— GOAL —
Copy out the data below, putting "y-axis-tick" wherever "y-tick-label" appears and leaving everything else as it is.

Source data
########
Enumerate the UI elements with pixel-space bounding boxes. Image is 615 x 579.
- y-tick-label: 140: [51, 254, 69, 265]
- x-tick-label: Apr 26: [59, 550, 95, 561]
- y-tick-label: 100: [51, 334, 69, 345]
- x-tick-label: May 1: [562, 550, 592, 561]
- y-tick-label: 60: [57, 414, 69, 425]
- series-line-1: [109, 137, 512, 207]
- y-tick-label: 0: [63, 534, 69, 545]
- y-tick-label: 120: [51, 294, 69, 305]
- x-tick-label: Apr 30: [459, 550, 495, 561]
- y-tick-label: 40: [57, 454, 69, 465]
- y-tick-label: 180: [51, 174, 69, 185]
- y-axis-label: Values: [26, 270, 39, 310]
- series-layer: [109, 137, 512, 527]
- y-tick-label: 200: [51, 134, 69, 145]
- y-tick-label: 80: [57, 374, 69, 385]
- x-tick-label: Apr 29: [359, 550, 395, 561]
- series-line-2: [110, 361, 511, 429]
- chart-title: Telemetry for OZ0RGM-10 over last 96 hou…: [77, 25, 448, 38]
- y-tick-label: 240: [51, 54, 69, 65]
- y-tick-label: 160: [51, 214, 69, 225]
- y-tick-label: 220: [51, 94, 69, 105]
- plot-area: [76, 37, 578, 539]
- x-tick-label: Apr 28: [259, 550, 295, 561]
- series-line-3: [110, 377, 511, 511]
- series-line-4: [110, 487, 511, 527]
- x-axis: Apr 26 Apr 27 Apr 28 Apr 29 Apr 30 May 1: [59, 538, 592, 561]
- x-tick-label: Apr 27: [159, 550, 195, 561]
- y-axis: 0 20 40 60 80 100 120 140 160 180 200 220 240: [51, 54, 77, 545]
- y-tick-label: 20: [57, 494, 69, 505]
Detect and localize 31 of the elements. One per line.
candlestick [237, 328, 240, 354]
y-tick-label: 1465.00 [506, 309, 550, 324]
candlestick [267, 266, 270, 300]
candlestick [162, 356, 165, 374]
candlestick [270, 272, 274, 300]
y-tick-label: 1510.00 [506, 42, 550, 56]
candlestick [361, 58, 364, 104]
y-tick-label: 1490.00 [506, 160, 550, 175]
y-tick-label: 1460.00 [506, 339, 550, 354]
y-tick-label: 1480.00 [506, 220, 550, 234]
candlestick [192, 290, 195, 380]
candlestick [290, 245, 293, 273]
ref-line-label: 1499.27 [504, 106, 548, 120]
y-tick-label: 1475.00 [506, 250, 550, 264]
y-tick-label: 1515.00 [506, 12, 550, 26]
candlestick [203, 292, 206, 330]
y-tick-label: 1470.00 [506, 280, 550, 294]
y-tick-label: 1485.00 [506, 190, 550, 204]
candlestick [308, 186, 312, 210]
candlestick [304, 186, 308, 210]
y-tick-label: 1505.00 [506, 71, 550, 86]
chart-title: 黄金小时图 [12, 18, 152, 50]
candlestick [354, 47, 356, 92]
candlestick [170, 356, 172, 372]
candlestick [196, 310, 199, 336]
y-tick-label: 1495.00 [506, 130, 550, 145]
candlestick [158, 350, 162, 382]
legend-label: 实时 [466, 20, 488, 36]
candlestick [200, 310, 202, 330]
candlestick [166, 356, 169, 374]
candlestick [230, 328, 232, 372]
########
— TASK OUTPUT —
Enumerate the UI elements with pixel-space bounding boxes. Image is 615 x 579.
- y-axis-tick: 140: [51, 254, 69, 265]
- x-tick-label: Apr 26: [59, 550, 95, 561]
- y-axis-tick: 100: [51, 334, 69, 345]
- x-tick-label: May 1: [562, 550, 592, 561]
- y-axis-tick: 60: [57, 414, 69, 425]
- series-line-1: [109, 137, 512, 207]
- y-axis-tick: 0: [63, 534, 69, 545]
- y-axis-tick: 120: [51, 294, 69, 305]
- x-tick-label: Apr 30: [459, 550, 495, 561]
- y-axis-tick: 40: [57, 454, 69, 465]
- y-axis-tick: 180: [51, 174, 69, 185]
- y-axis-label: Values: [26, 270, 39, 310]
- series-layer: [109, 137, 512, 527]
- y-axis-tick: 200: [51, 134, 69, 145]
- y-axis-tick: 80: [57, 374, 69, 385]
- x-tick-label: Apr 29: [359, 550, 395, 561]
- series-line-2: [110, 361, 511, 429]
- chart-title: Telemetry for OZ0RGM-10 over last 96 hou…: [77, 25, 448, 38]
- y-axis-tick: 240: [51, 54, 69, 65]
- y-axis-tick: 160: [51, 214, 69, 225]
- y-axis-tick: 220: [51, 94, 69, 105]
- plot-area: [76, 37, 578, 539]
- x-tick-label: Apr 28: [259, 550, 295, 561]
- series-line-3: [110, 377, 511, 511]
- series-line-4: [110, 487, 511, 527]
- x-axis: Apr 26 Apr 27 Apr 28 Apr 29 Apr 30 May 1: [59, 538, 592, 561]
- x-tick-label: Apr 27: [159, 550, 195, 561]
- y-axis: 0 20 40 60 80 100 120 140 160 180 200 220 240: [51, 54, 77, 545]
- y-axis-tick: 20: [57, 494, 69, 505]
Detect and localize 31 of the elements. One per line.
candlestick [237, 328, 240, 354]
y-axis-tick: 1465.00 [506, 309, 550, 324]
candlestick [267, 266, 270, 300]
candlestick [162, 356, 165, 374]
candlestick [270, 272, 274, 300]
y-axis-tick: 1510.00 [506, 42, 550, 56]
candlestick [361, 58, 364, 104]
y-axis-tick: 1490.00 [506, 160, 550, 175]
y-axis-tick: 1460.00 [506, 339, 550, 354]
y-axis-tick: 1480.00 [506, 220, 550, 234]
candlestick [192, 290, 195, 380]
candlestick [290, 245, 293, 273]
ref-line-label: 1499.27 [504, 106, 548, 120]
y-axis-tick: 1475.00 [506, 250, 550, 264]
y-axis-tick: 1515.00 [506, 12, 550, 26]
candlestick [203, 292, 206, 330]
y-axis-tick: 1470.00 [506, 280, 550, 294]
y-axis-tick: 1485.00 [506, 190, 550, 204]
candlestick [308, 186, 312, 210]
candlestick [304, 186, 308, 210]
y-axis-tick: 1505.00 [506, 71, 550, 86]
chart-title: 黄金小时图 [12, 18, 152, 50]
candlestick [354, 47, 356, 92]
candlestick [170, 356, 172, 372]
candlestick [196, 310, 199, 336]
y-axis-tick: 1495.00 [506, 130, 550, 145]
candlestick [158, 350, 162, 382]
legend-label: 实时 [466, 20, 488, 36]
candlestick [200, 310, 202, 330]
candlestick [166, 356, 169, 374]
candlestick [230, 328, 232, 372]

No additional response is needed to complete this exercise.